------ DOCUMENT SEGMENT

Most importantly, you must be aware that everything you build could have an effect on any disability.
Don’t worry if you haven’t thought about these things before. There’s no checklist on the human experiences! You may only just becoming aware of these things as you read this! That’s okay! We all have to start somewhere.
But once you’re aware, once you’re are aware of the diversity of people and experiences, you need to adapt your thinking.
Because, as an industry, we should know these things. We should all know these things. Because our job is about people. About building things for other.
Our job is fundamentally about empathy.
So, fantastic, you’ve got this far (well done!) and you’re ready to start designing with empathy! But what does empathy, accessibility, performance, etc mean in practise.
Well, let me give you a non-technical practical example.
Yes, doorknobs. A weird analogy, but once again, please bear with me.
Now, both of these are lovely, beautiful things (as far as doorknobs go). Both of them are made from the same materials, both of them cost the same to manufacture.
However, one of them works for all people, while the other deliberately excludes huge segments of the population.
Such a simple thing, but offering a lever rather than a rotating knob means that the door becomes usable by people with arthritis, people who have hand or arm amputations, or people with hand/arm injuries.
Designing for this most fundamental case helps a whole host of other use cases. Think about people carrying a baby, or having both hands full of shopping bags. The lever design helps them too.
So, given that both these doorknobs cost the same and look just as nice… well, what kind of fucking awful person would you be to deliberately not use the accessible version?
Similarly, when we build our websites we can build sites that are absolutely as beautiful as any other site, but we can choose to use techniques that work for everybody, in any condition.
Designing sites universally, designing them so that they work for people in the most stressful or dreadful situations, helps people in all situations.
So how do you start on this journey of building products that are robust and universal?
To me the first thing is to figure out your users core journey (or journeys). On every website the user is trying to accomplish something. 3
Take, for example, a site for a new restaurant. What a visual treat to build! We can add sumptous photos of the food, we can add little animated waiters that march across the page, thrusting bowls of pasta into the air, while a full-screen video of the owner pleading with your to visit loads and plays in the background.
But in the end all the user wants to find out on the site is:
That’s it.
It’s same for every sector. Find our what your user needs first, then build around that. Developing anything more than that is just… pointless.
Hopefully you’ve got access to UX research for the product that you’re building. 4 If you don’t, stop right here and go sort that out before going any further.
Now that we know them, get these core journeys quickly into HTML. And yes, I do mean just HTML, delivered fresh from the server.
Test this with your real users. Honestly! I know this may sound horrific to some (“we can’t show the user something this low fidelity!”) but HTML will form the basis your site! By testing the HTML, you’re testing the very foundation of your Robustness Pyramid. You’re testing the pure form - the essence - of your site.

------------

▸ **TASKS FOR THIS EXERCISE**
A – List every group of people that the passage on accessible web design says a lever door handle helps.
B – Carry on the passage about accessible web design, starting right after its final sentence.
The records that follow have no connection to the passage on accessible web design.

------ RECORDS SUPPLIED

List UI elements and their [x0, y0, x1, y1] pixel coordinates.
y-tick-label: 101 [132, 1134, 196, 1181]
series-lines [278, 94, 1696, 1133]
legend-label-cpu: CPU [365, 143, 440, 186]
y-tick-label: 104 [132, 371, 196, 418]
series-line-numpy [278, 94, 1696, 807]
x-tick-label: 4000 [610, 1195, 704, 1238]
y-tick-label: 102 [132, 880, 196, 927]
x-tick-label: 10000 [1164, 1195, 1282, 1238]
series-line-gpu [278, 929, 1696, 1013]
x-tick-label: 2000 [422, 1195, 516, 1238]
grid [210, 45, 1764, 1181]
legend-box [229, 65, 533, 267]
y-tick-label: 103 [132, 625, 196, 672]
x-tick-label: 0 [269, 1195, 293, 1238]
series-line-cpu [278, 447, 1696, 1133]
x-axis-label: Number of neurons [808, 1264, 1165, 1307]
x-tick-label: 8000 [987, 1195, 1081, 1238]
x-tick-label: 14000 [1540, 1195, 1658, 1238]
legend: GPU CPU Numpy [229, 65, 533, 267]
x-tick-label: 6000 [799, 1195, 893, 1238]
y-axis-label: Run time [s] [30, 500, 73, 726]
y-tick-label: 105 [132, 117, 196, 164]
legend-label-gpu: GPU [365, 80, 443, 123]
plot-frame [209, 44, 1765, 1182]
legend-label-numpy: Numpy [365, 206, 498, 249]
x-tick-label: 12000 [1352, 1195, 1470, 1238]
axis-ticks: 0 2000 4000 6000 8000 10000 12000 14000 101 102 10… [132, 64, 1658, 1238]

------------

▸ **ANSWERS TO THE EXERCISES**
A –
- People with arthritis
- People who have hand or arm amputations
- People with hand or arm injuries
- People carrying a baby
- People with both hands full of shopping bags

B –
When I say “this HTML will form your site” I mean that also. Don’t treat this as prototype code. Treat it as the first iteration of your website.
By designing with HTML initially you’re testing how your site works on the most fundamental level. You’re testing how it will work from an accessibility point of view. You’re testing how it will look to screenreaders. You’re testing how it will look in poor network conditions.
And you know what? This is 100% universal! Assuming you’ve built it using semantic HTML (and why wouldn’t you do that?) it will be completely accessible.
Now, let’s look at a real world example, from a project I recently worked on. Please prepare yourself, there is some unstyled HTML coming up.
That’s it. Literally just HTML. It’s ultra basic, but it works on everything.
With no styling, no javascript, and even no images, there is literally nothing to fail, bar the server that generates the HTML and the network that passes it to the server.
You can build this initial iteration using your backend language of choice. I like seeing a variety of backend languages. Diversity of technology is a great thing!
Of course, there’s nothing to stop you componentising everything right now. You don’t have to write raw HTML files by hand to do this! (well, you can - I ain’t here to spoil your masochistic fun). Anything that can compile fragments into HTML is great. :D
Now that we’ve created our universal HTML, let’s create some universal CSS.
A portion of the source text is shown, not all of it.